◆ **Data extract**:
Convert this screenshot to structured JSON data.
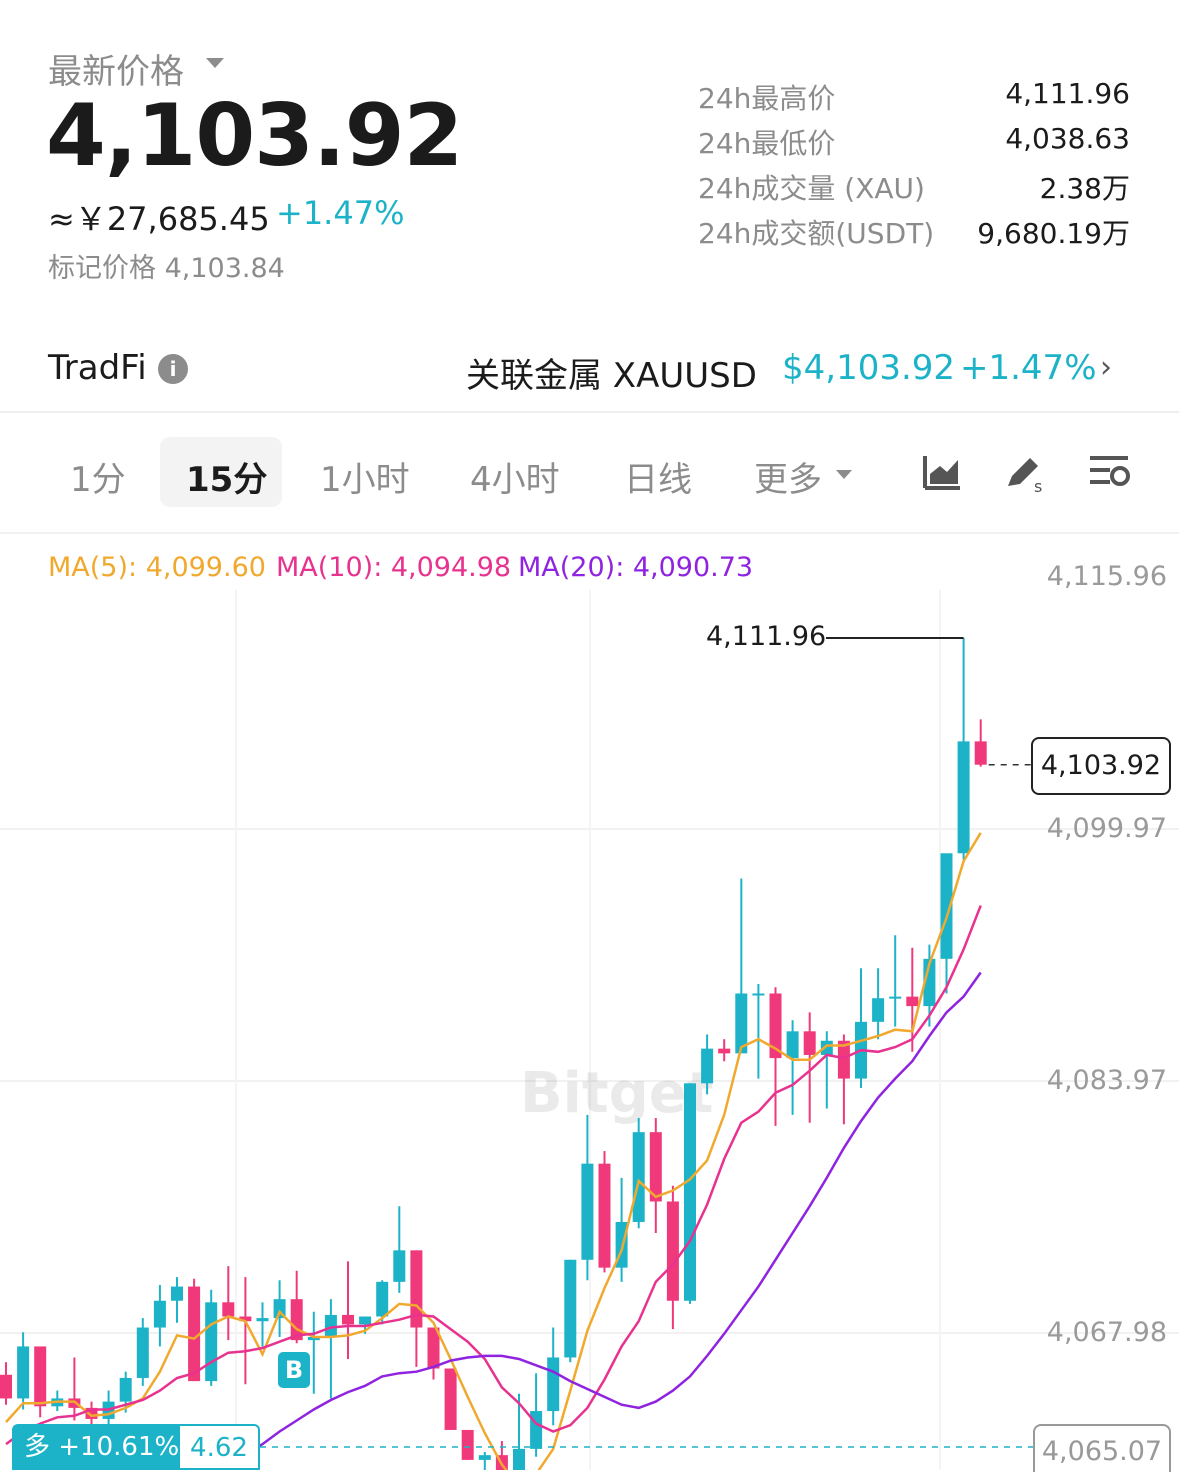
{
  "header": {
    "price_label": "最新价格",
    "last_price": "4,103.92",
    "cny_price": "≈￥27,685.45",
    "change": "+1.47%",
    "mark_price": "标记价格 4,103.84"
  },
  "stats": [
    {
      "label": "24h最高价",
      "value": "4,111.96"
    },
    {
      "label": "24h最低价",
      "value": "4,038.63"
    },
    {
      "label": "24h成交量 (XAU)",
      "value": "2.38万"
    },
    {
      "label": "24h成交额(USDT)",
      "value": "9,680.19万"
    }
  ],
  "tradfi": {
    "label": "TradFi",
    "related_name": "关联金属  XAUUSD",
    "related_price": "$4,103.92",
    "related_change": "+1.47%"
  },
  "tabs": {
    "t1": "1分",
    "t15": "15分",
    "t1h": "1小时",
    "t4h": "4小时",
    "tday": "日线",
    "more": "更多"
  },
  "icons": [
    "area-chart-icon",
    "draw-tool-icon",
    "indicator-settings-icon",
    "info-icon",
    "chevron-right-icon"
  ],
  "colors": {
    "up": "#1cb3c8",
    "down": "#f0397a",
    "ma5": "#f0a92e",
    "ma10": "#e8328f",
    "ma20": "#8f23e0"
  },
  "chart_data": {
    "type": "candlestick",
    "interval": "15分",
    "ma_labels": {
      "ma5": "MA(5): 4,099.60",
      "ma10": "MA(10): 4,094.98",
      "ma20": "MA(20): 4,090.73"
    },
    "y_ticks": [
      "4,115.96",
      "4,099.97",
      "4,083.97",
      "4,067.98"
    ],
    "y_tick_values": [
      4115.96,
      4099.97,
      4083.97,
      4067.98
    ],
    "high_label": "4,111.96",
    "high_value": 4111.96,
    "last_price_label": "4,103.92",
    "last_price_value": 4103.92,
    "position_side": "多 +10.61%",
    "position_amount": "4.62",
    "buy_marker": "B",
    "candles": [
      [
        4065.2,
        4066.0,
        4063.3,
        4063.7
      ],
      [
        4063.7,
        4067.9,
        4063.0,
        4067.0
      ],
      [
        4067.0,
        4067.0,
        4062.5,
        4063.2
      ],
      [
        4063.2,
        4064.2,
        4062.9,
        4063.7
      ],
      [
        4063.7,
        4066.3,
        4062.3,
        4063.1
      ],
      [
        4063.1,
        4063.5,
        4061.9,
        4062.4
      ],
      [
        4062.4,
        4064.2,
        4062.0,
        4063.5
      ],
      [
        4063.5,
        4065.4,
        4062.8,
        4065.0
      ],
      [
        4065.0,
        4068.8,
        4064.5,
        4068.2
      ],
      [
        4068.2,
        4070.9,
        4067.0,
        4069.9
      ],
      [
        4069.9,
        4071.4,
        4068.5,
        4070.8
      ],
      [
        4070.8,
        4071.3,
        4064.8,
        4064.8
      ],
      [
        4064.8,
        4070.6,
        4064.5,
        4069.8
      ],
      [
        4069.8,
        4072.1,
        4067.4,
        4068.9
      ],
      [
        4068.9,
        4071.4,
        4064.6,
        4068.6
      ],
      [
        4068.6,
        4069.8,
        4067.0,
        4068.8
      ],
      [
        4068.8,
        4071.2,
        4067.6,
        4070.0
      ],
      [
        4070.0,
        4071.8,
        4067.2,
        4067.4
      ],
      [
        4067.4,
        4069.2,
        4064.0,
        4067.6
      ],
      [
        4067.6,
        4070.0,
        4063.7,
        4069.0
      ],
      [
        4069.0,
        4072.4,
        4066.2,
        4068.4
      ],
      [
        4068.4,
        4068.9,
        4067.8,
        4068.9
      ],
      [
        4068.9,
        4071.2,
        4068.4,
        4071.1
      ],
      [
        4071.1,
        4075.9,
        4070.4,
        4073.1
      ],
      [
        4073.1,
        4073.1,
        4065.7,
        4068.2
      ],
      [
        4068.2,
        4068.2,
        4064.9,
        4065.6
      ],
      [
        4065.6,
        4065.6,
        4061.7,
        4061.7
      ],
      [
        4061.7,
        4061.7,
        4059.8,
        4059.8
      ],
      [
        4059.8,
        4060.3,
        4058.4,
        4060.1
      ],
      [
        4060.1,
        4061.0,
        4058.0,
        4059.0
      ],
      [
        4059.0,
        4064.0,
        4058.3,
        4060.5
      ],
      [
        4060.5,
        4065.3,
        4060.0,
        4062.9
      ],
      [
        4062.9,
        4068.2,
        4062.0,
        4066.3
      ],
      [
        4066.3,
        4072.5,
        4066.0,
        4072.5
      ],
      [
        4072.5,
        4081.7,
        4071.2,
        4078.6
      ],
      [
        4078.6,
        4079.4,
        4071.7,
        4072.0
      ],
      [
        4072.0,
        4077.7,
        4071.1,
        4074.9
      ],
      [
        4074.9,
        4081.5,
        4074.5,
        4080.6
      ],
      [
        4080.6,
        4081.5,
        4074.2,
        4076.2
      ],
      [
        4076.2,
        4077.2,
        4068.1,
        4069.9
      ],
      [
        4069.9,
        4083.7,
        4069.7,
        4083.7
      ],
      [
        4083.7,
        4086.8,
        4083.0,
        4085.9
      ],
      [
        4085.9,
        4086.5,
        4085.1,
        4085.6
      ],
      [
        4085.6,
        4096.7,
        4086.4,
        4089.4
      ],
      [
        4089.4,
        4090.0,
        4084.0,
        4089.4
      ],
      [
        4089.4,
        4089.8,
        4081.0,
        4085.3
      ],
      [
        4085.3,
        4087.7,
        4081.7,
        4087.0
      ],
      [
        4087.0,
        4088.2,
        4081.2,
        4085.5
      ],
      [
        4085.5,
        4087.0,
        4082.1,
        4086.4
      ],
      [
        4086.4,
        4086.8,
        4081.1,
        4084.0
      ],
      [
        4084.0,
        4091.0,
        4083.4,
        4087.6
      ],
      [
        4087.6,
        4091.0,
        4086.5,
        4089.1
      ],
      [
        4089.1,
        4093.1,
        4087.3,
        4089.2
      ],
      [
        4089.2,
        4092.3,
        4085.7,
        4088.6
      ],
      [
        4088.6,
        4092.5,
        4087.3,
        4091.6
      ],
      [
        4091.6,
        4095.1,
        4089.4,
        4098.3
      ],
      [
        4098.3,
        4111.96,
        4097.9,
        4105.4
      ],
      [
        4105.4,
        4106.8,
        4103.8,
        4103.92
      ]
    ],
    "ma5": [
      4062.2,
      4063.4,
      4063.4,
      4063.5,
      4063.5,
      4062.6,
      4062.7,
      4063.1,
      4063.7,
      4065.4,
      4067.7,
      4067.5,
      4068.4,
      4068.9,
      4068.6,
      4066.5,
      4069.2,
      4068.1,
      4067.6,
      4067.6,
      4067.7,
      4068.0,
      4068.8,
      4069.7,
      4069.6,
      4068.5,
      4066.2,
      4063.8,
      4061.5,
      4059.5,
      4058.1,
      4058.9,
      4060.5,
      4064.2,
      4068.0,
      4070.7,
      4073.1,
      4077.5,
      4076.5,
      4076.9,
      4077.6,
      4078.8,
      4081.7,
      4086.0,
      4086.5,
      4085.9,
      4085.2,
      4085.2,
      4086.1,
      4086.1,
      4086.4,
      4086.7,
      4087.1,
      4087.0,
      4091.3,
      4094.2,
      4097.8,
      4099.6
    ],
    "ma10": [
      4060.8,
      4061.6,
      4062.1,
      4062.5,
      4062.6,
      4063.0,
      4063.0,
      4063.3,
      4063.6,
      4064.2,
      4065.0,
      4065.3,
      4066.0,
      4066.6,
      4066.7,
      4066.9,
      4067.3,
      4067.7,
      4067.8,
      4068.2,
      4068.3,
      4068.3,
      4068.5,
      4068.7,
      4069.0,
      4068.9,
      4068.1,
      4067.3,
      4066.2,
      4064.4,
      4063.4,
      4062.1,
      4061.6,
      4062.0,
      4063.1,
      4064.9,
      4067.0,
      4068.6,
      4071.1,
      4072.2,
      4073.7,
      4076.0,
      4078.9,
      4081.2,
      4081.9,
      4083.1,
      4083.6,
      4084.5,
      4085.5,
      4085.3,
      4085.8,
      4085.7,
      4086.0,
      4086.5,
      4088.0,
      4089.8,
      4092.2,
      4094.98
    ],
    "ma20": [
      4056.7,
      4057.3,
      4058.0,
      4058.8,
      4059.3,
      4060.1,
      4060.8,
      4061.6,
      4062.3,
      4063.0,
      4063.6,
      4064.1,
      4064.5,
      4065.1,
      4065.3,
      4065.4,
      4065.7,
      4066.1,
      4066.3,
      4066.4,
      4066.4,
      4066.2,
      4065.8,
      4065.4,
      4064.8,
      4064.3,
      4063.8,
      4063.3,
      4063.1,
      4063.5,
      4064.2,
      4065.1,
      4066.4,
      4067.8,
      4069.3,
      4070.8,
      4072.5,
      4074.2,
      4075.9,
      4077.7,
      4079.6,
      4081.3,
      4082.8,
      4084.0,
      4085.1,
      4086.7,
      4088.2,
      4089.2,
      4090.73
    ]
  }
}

--

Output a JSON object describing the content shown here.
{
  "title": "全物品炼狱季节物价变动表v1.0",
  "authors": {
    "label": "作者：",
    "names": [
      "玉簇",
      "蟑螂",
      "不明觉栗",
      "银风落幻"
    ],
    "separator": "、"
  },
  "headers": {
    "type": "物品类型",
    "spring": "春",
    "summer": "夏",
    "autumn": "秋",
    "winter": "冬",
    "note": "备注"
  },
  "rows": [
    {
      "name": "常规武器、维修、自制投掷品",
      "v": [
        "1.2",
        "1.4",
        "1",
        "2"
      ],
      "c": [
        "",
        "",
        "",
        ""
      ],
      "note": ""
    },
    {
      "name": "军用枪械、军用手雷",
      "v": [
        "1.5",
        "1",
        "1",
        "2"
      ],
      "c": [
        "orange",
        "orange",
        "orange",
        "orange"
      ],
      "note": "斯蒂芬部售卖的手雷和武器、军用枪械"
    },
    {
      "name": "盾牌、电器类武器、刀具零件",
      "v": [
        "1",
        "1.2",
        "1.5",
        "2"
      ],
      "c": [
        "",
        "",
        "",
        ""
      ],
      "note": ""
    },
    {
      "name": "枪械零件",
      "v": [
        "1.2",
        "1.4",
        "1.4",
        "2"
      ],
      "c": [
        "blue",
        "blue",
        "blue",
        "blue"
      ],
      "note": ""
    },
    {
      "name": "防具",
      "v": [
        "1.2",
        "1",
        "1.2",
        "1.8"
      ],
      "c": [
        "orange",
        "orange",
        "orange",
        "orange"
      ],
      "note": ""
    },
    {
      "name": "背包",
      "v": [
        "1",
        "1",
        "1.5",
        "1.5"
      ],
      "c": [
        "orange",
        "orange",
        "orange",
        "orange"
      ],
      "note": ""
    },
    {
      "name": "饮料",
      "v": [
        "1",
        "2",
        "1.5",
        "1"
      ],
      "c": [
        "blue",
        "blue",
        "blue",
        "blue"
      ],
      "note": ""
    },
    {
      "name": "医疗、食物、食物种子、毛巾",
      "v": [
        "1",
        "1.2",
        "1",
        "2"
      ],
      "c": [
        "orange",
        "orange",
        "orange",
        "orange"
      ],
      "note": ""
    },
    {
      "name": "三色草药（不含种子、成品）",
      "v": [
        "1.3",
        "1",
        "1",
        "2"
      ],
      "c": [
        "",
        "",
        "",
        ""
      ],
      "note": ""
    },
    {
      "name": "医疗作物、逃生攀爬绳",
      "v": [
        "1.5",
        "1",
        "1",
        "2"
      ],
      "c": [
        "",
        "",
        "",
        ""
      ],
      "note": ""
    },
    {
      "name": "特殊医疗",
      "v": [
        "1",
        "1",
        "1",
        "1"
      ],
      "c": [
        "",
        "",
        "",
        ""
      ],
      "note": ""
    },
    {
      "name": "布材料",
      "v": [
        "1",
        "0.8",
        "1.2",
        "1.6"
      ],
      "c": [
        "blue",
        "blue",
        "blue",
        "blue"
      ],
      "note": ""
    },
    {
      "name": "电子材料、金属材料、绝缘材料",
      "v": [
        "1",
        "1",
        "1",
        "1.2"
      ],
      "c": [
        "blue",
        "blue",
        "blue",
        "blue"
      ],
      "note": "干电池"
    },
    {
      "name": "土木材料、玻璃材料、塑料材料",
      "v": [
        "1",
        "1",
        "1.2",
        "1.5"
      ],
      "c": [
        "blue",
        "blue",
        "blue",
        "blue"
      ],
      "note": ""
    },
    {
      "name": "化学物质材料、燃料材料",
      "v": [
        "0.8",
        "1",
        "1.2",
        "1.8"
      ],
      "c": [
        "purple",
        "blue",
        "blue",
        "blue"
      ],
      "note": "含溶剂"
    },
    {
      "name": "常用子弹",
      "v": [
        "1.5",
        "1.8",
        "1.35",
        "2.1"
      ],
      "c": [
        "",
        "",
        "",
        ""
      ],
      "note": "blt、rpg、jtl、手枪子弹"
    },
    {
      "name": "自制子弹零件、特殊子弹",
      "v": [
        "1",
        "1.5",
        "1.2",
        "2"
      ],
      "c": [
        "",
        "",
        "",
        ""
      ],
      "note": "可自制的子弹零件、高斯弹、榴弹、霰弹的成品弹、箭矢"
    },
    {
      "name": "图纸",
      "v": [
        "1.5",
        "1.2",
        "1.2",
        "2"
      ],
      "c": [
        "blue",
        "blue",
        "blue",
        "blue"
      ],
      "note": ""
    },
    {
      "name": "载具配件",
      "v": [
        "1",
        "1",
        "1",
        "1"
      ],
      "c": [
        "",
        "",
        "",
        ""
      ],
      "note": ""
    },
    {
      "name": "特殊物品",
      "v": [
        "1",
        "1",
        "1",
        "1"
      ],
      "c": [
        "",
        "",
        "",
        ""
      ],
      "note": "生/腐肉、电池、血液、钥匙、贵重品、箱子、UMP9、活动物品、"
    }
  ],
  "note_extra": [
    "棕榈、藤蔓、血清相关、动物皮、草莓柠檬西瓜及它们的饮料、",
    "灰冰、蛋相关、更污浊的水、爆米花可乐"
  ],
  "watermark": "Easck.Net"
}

◆ **Task goal**:
Go through the lines above. Select every one that has the string "军用枪械".

◆ **Solution to the problem**:
      "name": "军用枪械、军用手雷",
      "note": "斯蒂芬部售卖的手雷和武器、军用枪械"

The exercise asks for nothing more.